[Records from a data source]
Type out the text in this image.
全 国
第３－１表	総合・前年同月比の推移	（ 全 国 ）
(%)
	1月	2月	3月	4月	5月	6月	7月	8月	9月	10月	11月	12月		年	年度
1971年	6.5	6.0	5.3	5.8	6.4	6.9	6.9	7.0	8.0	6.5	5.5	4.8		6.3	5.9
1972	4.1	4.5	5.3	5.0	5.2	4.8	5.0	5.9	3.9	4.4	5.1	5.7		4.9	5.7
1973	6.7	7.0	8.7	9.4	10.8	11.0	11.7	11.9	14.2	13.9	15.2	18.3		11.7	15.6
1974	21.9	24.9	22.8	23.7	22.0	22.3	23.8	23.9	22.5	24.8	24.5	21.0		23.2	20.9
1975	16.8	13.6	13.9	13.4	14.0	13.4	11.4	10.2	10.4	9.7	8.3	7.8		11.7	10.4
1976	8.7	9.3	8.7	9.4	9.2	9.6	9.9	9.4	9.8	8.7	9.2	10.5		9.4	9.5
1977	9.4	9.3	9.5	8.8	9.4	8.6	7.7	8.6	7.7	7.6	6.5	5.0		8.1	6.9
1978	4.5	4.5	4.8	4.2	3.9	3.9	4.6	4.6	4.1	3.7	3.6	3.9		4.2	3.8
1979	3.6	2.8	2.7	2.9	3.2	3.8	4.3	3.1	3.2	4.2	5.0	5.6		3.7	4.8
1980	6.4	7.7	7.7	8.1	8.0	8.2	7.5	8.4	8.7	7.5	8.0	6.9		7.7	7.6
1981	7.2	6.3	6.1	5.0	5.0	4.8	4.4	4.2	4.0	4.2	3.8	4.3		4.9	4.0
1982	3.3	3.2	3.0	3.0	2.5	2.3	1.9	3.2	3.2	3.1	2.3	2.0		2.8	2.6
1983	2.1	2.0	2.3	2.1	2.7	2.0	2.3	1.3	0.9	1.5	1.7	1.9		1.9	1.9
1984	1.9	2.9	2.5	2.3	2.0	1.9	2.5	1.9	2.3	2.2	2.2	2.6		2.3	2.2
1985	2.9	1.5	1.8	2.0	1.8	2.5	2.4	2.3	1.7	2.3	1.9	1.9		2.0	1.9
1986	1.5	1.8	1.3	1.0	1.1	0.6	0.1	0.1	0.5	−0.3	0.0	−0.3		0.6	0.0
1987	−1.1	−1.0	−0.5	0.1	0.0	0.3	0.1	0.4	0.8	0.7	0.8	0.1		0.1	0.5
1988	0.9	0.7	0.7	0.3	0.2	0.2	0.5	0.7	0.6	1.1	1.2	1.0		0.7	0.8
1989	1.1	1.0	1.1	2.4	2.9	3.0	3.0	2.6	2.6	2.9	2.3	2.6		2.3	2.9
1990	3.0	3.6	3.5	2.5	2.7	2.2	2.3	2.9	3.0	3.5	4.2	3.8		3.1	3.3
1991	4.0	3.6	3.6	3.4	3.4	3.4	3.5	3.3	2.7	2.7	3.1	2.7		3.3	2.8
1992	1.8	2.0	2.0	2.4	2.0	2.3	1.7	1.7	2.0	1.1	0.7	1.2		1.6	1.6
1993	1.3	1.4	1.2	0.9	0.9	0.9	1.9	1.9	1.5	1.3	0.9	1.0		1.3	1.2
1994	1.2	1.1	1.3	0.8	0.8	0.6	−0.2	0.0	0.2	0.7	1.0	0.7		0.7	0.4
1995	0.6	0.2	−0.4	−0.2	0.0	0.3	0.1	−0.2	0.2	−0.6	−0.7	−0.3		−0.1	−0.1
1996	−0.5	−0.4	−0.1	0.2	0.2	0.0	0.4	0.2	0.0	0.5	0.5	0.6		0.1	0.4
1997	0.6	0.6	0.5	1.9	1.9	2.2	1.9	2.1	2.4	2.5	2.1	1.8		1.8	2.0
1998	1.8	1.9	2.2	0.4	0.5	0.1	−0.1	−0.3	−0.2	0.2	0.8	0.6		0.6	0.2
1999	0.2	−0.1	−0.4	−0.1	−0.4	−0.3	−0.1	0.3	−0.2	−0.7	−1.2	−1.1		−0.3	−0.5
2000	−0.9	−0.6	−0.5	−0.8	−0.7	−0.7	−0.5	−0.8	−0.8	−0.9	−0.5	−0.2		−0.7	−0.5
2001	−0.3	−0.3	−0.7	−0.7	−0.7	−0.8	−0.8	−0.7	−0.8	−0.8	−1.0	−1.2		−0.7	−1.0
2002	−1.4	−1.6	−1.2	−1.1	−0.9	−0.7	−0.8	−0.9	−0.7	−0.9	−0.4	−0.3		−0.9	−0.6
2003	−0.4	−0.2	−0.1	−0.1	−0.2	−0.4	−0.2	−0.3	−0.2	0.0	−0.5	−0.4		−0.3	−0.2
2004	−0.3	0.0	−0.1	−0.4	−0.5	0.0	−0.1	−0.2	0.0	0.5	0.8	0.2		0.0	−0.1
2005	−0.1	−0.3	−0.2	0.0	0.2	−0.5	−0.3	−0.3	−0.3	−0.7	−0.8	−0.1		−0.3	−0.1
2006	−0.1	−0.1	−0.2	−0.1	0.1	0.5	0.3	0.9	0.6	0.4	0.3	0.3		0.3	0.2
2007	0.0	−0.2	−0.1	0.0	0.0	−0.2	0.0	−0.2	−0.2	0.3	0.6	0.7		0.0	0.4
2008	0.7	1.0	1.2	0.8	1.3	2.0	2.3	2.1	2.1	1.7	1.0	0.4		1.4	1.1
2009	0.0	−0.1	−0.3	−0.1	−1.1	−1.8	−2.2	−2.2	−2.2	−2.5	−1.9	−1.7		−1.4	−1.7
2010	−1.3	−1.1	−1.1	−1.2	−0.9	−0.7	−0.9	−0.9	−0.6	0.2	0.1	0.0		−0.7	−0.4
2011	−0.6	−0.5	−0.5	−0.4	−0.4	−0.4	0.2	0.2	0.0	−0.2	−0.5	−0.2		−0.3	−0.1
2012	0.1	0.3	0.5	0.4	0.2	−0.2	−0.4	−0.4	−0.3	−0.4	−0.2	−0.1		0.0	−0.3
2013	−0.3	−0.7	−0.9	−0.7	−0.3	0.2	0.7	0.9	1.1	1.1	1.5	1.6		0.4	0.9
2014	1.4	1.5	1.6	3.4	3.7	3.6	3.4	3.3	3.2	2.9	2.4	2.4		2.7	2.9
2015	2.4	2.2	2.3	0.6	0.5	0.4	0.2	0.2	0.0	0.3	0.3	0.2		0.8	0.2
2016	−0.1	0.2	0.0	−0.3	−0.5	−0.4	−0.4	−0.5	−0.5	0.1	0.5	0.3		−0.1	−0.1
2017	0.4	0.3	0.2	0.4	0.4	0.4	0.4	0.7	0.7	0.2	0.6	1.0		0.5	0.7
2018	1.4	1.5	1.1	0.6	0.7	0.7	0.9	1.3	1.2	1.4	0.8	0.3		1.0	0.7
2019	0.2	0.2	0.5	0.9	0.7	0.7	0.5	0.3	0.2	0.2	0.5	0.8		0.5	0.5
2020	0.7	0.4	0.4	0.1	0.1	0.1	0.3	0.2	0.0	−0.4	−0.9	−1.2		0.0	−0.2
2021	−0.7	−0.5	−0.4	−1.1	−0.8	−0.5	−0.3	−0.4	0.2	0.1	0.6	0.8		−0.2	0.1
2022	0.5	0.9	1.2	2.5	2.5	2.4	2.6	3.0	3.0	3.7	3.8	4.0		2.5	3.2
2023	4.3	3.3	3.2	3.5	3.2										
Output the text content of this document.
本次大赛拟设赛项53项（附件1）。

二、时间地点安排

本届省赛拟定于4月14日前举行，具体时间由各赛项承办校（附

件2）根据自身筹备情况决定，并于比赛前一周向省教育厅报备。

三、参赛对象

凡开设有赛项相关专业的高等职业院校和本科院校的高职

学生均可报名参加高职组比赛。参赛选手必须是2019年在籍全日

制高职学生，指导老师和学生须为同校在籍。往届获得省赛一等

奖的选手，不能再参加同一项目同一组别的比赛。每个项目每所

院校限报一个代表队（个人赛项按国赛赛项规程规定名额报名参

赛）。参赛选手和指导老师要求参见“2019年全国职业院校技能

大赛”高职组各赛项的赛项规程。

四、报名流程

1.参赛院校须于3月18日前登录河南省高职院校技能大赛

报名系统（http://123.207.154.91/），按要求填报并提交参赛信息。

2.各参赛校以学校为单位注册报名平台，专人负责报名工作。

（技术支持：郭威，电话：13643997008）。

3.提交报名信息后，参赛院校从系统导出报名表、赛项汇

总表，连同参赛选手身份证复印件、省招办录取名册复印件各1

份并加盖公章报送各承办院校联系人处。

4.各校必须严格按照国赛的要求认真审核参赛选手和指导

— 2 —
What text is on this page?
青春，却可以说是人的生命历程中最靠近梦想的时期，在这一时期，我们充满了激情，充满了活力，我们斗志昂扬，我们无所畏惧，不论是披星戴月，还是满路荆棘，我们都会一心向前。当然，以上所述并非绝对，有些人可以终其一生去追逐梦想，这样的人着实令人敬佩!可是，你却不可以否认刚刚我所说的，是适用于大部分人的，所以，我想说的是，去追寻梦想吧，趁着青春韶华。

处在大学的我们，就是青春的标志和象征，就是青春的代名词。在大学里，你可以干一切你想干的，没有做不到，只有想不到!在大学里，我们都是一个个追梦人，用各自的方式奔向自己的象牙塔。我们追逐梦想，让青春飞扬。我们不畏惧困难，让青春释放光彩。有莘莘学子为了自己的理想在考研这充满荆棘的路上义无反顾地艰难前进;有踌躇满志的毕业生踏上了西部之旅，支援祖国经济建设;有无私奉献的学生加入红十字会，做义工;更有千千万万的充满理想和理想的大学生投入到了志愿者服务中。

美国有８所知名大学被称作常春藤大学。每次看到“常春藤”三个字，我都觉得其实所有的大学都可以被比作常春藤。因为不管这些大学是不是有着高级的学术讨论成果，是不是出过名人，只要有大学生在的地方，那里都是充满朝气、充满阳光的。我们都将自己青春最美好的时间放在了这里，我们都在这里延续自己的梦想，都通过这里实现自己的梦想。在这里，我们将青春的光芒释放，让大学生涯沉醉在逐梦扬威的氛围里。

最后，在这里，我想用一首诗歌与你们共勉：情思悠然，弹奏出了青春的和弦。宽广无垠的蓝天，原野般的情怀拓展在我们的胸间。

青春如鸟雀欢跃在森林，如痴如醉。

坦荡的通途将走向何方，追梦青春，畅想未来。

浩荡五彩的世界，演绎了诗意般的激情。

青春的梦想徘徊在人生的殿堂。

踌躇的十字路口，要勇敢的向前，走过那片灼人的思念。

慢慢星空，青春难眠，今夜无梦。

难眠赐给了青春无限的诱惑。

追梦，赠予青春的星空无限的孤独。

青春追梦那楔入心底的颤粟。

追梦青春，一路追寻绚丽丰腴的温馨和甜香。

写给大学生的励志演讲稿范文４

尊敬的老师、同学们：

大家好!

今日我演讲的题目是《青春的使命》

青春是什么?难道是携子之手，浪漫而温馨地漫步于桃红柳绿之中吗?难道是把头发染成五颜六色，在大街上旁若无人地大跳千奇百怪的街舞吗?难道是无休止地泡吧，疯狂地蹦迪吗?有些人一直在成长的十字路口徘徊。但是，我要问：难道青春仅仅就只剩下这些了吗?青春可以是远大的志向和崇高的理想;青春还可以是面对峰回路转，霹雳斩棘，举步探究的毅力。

### Stated exercise
Quote exactly what appears from the line containing "Output the text content of this document." through the final line of the listing above, including both of those lines.

### Output below
Output the text content of this document.
本次大赛拟设赛项53项（附件1）。

二、时间地点安排

本届省赛拟定于4月14日前举行，具体时间由各赛项承办校（附

件2）根据自身筹备情况决定，并于比赛前一周向省教育厅报备。

三、参赛对象

凡开设有赛项相关专业的高等职业院校和本科院校的高职

学生均可报名参加高职组比赛。参赛选手必须是2019年在籍全日

制高职学生，指导老师和学生须为同校在籍。往届获得省赛一等

奖的选手，不能再参加同一项目同一组别的比赛。每个项目每所

院校限报一个代表队（个人赛项按国赛赛项规程规定名额报名参

赛）。参赛选手和指导老师要求参见“2019年全国职业院校技能

大赛”高职组各赛项的赛项规程。

四、报名流程

1.参赛院校须于3月18日前登录河南省高职院校技能大赛

报名系统（http://123.207.154.91/），按要求填报并提交参赛信息。

2.各参赛校以学校为单位注册报名平台，专人负责报名工作。

（技术支持：郭威，电话：13643997008）。

3.提交报名信息后，参赛院校从系统导出报名表、赛项汇

总表，连同参赛选手身份证复印件、省招办录取名册复印件各1

份并加盖公章报送各承办院校联系人处。

4.各校必须严格按照国赛的要求认真审核参赛选手和指导

— 2 —
What text is on this page?
青春，却可以说是人的生命历程中最靠近梦想的时期，在这一时期，我们充满了激情，充满了活力，我们斗志昂扬，我们无所畏惧，不论是披星戴月，还是满路荆棘，我们都会一心向前。当然，以上所述并非绝对，有些人可以终其一生去追逐梦想，这样的人着实令人敬佩!可是，你却不可以否认刚刚我所说的，是适用于大部分人的，所以，我想说的是，去追寻梦想吧，趁着青春韶华。

处在大学的我们，就是青春的标志和象征，就是青春的代名词。在大学里，你可以干一切你想干的，没有做不到，只有想不到!在大学里，我们都是一个个追梦人，用各自的方式奔向自己的象牙塔。我们追逐梦想，让青春飞扬。我们不畏惧困难，让青春释放光彩。有莘莘学子为了自己的理想在考研这充满荆棘的路上义无反顾地艰难前进;有踌躇满志的毕业生踏上了西部之旅，支援祖国经济建设;有无私奉献的学生加入红十字会，做义工;更有千千万万的充满理想和理想的大学生投入到了志愿者服务中。

美国有８所知名大学被称作常春藤大学。每次看到“常春藤”三个字，我都觉得其实所有的大学都可以被比作常春藤。因为不管这些大学是不是有着高级的学术讨论成果，是不是出过名人，只要有大学生在的地方，那里都是充满朝气、充满阳光的。我们都将自己青春最美好的时间放在了这里，我们都在这里延续自己的梦想，都通过这里实现自己的梦想。在这里，我们将青春的光芒释放，让大学生涯沉醉在逐梦扬威的氛围里。

最后，在这里，我想用一首诗歌与你们共勉：情思悠然，弹奏出了青春的和弦。宽广无垠的蓝天，原野般的情怀拓展在我们的胸间。

青春如鸟雀欢跃在森林，如痴如醉。

坦荡的通途将走向何方，追梦青春，畅想未来。

浩荡五彩的世界，演绎了诗意般的激情。

青春的梦想徘徊在人生的殿堂。

踌躇的十字路口，要勇敢的向前，走过那片灼人的思念。

慢慢星空，青春难眠，今夜无梦。

难眠赐给了青春无限的诱惑。

追梦，赠予青春的星空无限的孤独。

青春追梦那楔入心底的颤粟。

追梦青春，一路追寻绚丽丰腴的温馨和甜香。

写给大学生的励志演讲稿范文４

尊敬的老师、同学们：

大家好!

今日我演讲的题目是《青春的使命》

青春是什么?难道是携子之手，浪漫而温馨地漫步于桃红柳绿之中吗?难道是把头发染成五颜六色，在大街上旁若无人地大跳千奇百怪的街舞吗?难道是无休止地泡吧，疯狂地蹦迪吗?有些人一直在成长的十字路口徘徊。但是，我要问：难道青春仅仅就只剩下这些了吗?青春可以是远大的志向和崇高的理想;青春还可以是面对峰回路转，霹雳斩棘，举步探究的毅力。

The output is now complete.